[Begin]
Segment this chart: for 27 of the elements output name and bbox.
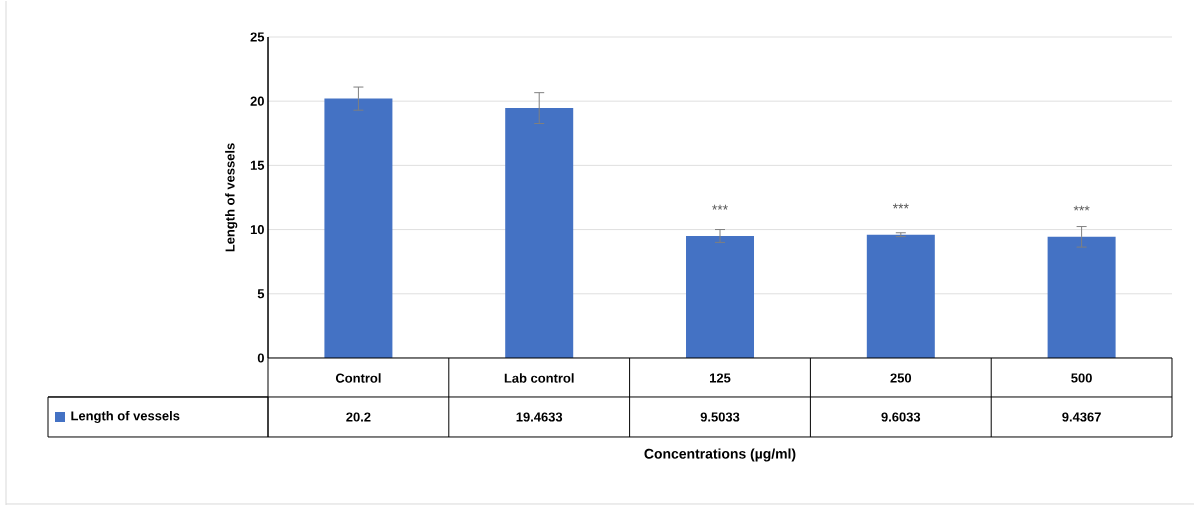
y-tick-label: 25 xyxy=(250,32,265,42)
bar xyxy=(866,234,935,358)
x-tick-label: Control xyxy=(335,373,381,383)
data-label: 9.5033 xyxy=(700,412,740,422)
x-axis-title: Concentrations (µg/ml) xyxy=(644,448,796,462)
y-tick-label: 15 xyxy=(250,160,265,170)
y-tick-label: 5 xyxy=(257,289,265,299)
annotation: *** xyxy=(712,204,728,210)
x-tick-label: 500 xyxy=(1071,373,1092,383)
x-tick-label: 125 xyxy=(710,373,731,383)
bar xyxy=(686,235,755,358)
bar xyxy=(1047,236,1116,358)
annotation: *** xyxy=(892,203,909,209)
x-tick-label: Lab control xyxy=(504,373,574,383)
y-axis-title: Length of vessels xyxy=(225,143,238,252)
data-label: 20.2 xyxy=(346,412,371,422)
data-label: 9.4367 xyxy=(1062,412,1101,422)
annotation: *** xyxy=(1073,205,1090,211)
y-tick-label: 20 xyxy=(250,96,264,106)
bar xyxy=(324,98,393,358)
legend-label: Length of vessels xyxy=(71,410,180,424)
x-tick-label: 250 xyxy=(890,373,912,383)
data-label: 19.4633 xyxy=(516,412,563,422)
bar xyxy=(505,108,574,358)
y-tick-label: 0 xyxy=(257,353,264,363)
y-tick-label: 10 xyxy=(250,225,264,235)
data-label: 9.6033 xyxy=(881,412,921,422)
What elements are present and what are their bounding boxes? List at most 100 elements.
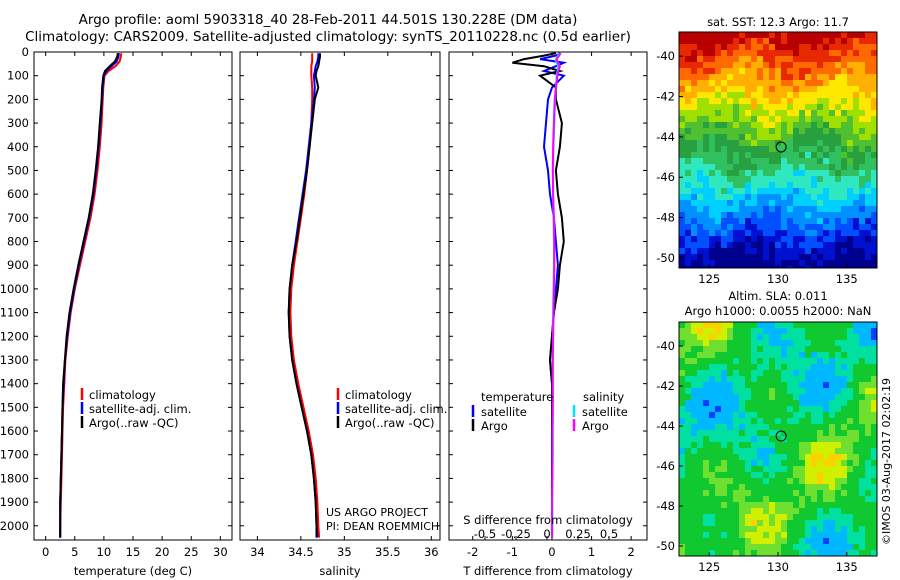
- map-cell: [745, 182, 751, 188]
- map-cell: [823, 460, 829, 466]
- map-cell: [829, 206, 835, 212]
- map-cell: [679, 200, 685, 206]
- map-cell: [709, 400, 715, 406]
- map-cell: [697, 32, 703, 38]
- map-cell: [679, 334, 685, 340]
- map-cell: [811, 370, 817, 376]
- map-cell: [847, 140, 853, 146]
- map-cell: [829, 412, 835, 418]
- map-cell: [817, 80, 823, 86]
- map-cell: [859, 242, 865, 248]
- map-cell: [835, 328, 841, 334]
- map-cell: [859, 98, 865, 104]
- map-cell: [727, 170, 733, 176]
- map-cell: [829, 436, 835, 442]
- legend-label: satellite-adj. clim.: [89, 402, 191, 416]
- map-cell: [835, 266, 841, 268]
- map-cell: [787, 236, 793, 242]
- map-cell: [805, 448, 811, 454]
- map-cell: [775, 340, 781, 346]
- map-cell: [859, 370, 865, 376]
- map-cell: [733, 188, 739, 194]
- map-cell: [685, 418, 691, 424]
- map-cell: [841, 32, 847, 38]
- map-cell: [865, 478, 871, 484]
- map-cell: [727, 56, 733, 62]
- map-cell: [763, 248, 769, 254]
- map-cell: [727, 520, 733, 526]
- map-cell: [787, 44, 793, 50]
- map-y-tick-label: -46: [656, 170, 675, 184]
- map-cell: [793, 224, 799, 230]
- map-cell: [715, 62, 721, 68]
- map-cell: [691, 508, 697, 514]
- map-cell: [733, 158, 739, 164]
- map-cell: [799, 514, 805, 520]
- map-cell: [715, 358, 721, 364]
- map-cell: [727, 454, 733, 460]
- map-cell: [745, 514, 751, 520]
- map-cell: [745, 104, 751, 110]
- map-cell: [679, 370, 685, 376]
- map-cell: [721, 194, 727, 200]
- map-cell: [871, 224, 877, 230]
- map-cell: [787, 218, 793, 224]
- map-cell: [733, 466, 739, 472]
- map-cell: [775, 128, 781, 134]
- map-cell: [709, 32, 715, 38]
- map-cell: [769, 406, 775, 412]
- map-cell: [697, 328, 703, 334]
- map-cell: [721, 328, 727, 334]
- map-cell: [691, 352, 697, 358]
- map-cell: [799, 472, 805, 478]
- map-cell: [751, 424, 757, 430]
- map-cell: [835, 358, 841, 364]
- map-cell: [805, 140, 811, 146]
- map-cell: [709, 472, 715, 478]
- map-cell: [871, 176, 877, 182]
- map-cell: [829, 340, 835, 346]
- map-cell: [775, 224, 781, 230]
- float-location-marker: [775, 430, 787, 442]
- map-cell: [865, 436, 871, 442]
- map-cell: [757, 116, 763, 122]
- map-cell: [739, 128, 745, 134]
- map-cell: [781, 496, 787, 502]
- map-cell: [829, 128, 835, 134]
- map-cell: [727, 74, 733, 80]
- map-cell: [835, 334, 841, 340]
- map-cell: [853, 334, 859, 340]
- map-cell: [721, 200, 727, 206]
- map-x-tick-label: 135: [836, 560, 858, 574]
- map-cell: [733, 394, 739, 400]
- map-cell: [817, 370, 823, 376]
- map-cell: [871, 74, 877, 80]
- map-cell: [865, 218, 871, 224]
- map-cell: [787, 460, 793, 466]
- map-cell: [847, 56, 853, 62]
- map-cell: [805, 116, 811, 122]
- map-cell: [709, 146, 715, 152]
- map-cell: [739, 194, 745, 200]
- map-cell: [829, 38, 835, 44]
- map-cell: [787, 352, 793, 358]
- map-cell: [865, 466, 871, 472]
- map-cell: [775, 538, 781, 544]
- map-cell: [811, 376, 817, 382]
- map-cell: [847, 532, 853, 538]
- map-cell: [769, 382, 775, 388]
- map-cell: [691, 68, 697, 74]
- map-cell: [715, 236, 721, 242]
- map-cell: [793, 218, 799, 224]
- map-cell: [751, 122, 757, 128]
- map-cell: [853, 110, 859, 116]
- map-cell: [805, 188, 811, 194]
- map-cell: [829, 478, 835, 484]
- map-cell: [871, 370, 877, 376]
- y-tick-label: 1900: [0, 495, 29, 509]
- map-cell: [703, 68, 709, 74]
- map-cell: [823, 484, 829, 490]
- map-cell: [709, 346, 715, 352]
- map-cell: [799, 376, 805, 382]
- map-cell: [763, 490, 769, 496]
[End]
What needs to be done> Please return every line of the records above word for word, leaving out the pictures.

Response to the task>
Segment this chart: for 27 of the elements output name and bbox.
y-tick-label: 25 xyxy=(250,32,265,42)
bar xyxy=(866,234,935,358)
x-tick-label: Control xyxy=(335,373,381,383)
data-label: 9.5033 xyxy=(700,412,740,422)
x-axis-title: Concentrations (µg/ml) xyxy=(644,448,796,462)
y-tick-label: 15 xyxy=(250,160,265,170)
y-tick-label: 5 xyxy=(257,289,265,299)
annotation: *** xyxy=(712,204,728,210)
x-tick-label: 500 xyxy=(1071,373,1092,383)
x-tick-label: 125 xyxy=(710,373,731,383)
bar xyxy=(686,235,755,358)
bar xyxy=(1047,236,1116,358)
annotation: *** xyxy=(892,203,909,209)
x-tick-label: Lab control xyxy=(504,373,574,383)
y-axis-title: Length of vessels xyxy=(225,143,238,252)
data-label: 20.2 xyxy=(346,412,371,422)
data-label: 9.4367 xyxy=(1062,412,1101,422)
annotation: *** xyxy=(1073,205,1090,211)
y-tick-label: 20 xyxy=(250,96,264,106)
bar xyxy=(324,98,393,358)
legend-label: Length of vessels xyxy=(71,410,180,424)
x-tick-label: 250 xyxy=(890,373,912,383)
data-label: 19.4633 xyxy=(516,412,563,422)
bar xyxy=(505,108,574,358)
y-tick-label: 0 xyxy=(257,353,264,363)
y-tick-label: 10 xyxy=(250,225,264,235)
data-label: 9.6033 xyxy=(881,412,921,422)
What elements are present and what are their bounding boxes? List at most 100 elements.
- map-cell: [745, 182, 751, 188]
- map-cell: [823, 460, 829, 466]
- map-cell: [829, 206, 835, 212]
- map-cell: [679, 200, 685, 206]
- map-cell: [709, 400, 715, 406]
- map-cell: [697, 32, 703, 38]
- map-cell: [679, 334, 685, 340]
- map-cell: [811, 370, 817, 376]
- map-cell: [847, 140, 853, 146]
- map-cell: [829, 412, 835, 418]
- map-cell: [817, 80, 823, 86]
- map-cell: [859, 242, 865, 248]
- map-cell: [835, 328, 841, 334]
- map-cell: [859, 98, 865, 104]
- map-cell: [727, 170, 733, 176]
- map-cell: [829, 436, 835, 442]
- legend-label: satellite-adj. clim.: [89, 402, 191, 416]
- map-cell: [835, 266, 841, 268]
- map-cell: [787, 236, 793, 242]
- map-cell: [805, 448, 811, 454]
- map-cell: [775, 340, 781, 346]
- map-cell: [859, 370, 865, 376]
- map-cell: [733, 188, 739, 194]
- map-cell: [685, 418, 691, 424]
- map-cell: [841, 32, 847, 38]
- map-cell: [865, 478, 871, 484]
- map-cell: [727, 56, 733, 62]
- map-cell: [763, 248, 769, 254]
- map-cell: [727, 520, 733, 526]
- map-cell: [787, 44, 793, 50]
- map-y-tick-label: -46: [656, 170, 675, 184]
- map-cell: [793, 224, 799, 230]
- map-cell: [715, 62, 721, 68]
- map-cell: [691, 508, 697, 514]
- map-cell: [733, 158, 739, 164]
- map-cell: [799, 514, 805, 520]
- map-cell: [715, 358, 721, 364]
- map-cell: [727, 454, 733, 460]
- map-cell: [745, 514, 751, 520]
- map-cell: [745, 104, 751, 110]
- map-cell: [679, 370, 685, 376]
- map-cell: [721, 194, 727, 200]
- map-cell: [871, 224, 877, 230]
- map-cell: [787, 218, 793, 224]
- map-cell: [733, 466, 739, 472]
- map-cell: [775, 128, 781, 134]
- map-cell: [709, 32, 715, 38]
- map-cell: [769, 406, 775, 412]
- map-cell: [697, 328, 703, 334]
- map-cell: [721, 328, 727, 334]
- map-cell: [691, 352, 697, 358]
- map-cell: [799, 472, 805, 478]
- map-cell: [751, 424, 757, 430]
- map-cell: [835, 358, 841, 364]
- map-cell: [805, 140, 811, 146]
- map-cell: [709, 472, 715, 478]
- map-cell: [871, 176, 877, 182]
- map-cell: [829, 340, 835, 346]
- map-cell: [775, 224, 781, 230]
- float-location-marker: [775, 430, 787, 442]
- map-cell: [865, 436, 871, 442]
- map-cell: [757, 116, 763, 122]
- map-cell: [739, 128, 745, 134]
- map-cell: [781, 496, 787, 502]
- map-cell: [829, 128, 835, 134]
- map-cell: [727, 74, 733, 80]
- map-cell: [835, 334, 841, 340]
- map-cell: [853, 334, 859, 340]
- map-cell: [721, 200, 727, 206]
- map-x-tick-label: 135: [836, 560, 858, 574]
- map-cell: [733, 394, 739, 400]
- map-cell: [817, 370, 823, 376]
- map-cell: [871, 74, 877, 80]
- map-cell: [865, 218, 871, 224]
- map-cell: [787, 460, 793, 466]
- map-cell: [847, 56, 853, 62]
- map-cell: [805, 116, 811, 122]
- map-cell: [709, 146, 715, 152]
- map-cell: [739, 194, 745, 200]
- map-cell: [829, 38, 835, 44]
- map-cell: [787, 352, 793, 358]
- map-cell: [865, 466, 871, 472]
- map-cell: [775, 538, 781, 544]
- map-cell: [811, 376, 817, 382]
- map-cell: [847, 532, 853, 538]
- map-cell: [769, 382, 775, 388]
- map-cell: [691, 68, 697, 74]
- map-cell: [715, 236, 721, 242]
- map-cell: [793, 218, 799, 224]
- map-cell: [751, 122, 757, 128]
- map-cell: [853, 110, 859, 116]
- map-cell: [805, 188, 811, 194]
- map-cell: [829, 478, 835, 484]
- map-cell: [871, 370, 877, 376]
- y-tick-label: 1900: [0, 495, 29, 509]
- map-cell: [703, 68, 709, 74]
- map-cell: [823, 484, 829, 490]
- map-cell: [709, 346, 715, 352]
- map-cell: [799, 376, 805, 382]
- map-cell: [763, 490, 769, 496]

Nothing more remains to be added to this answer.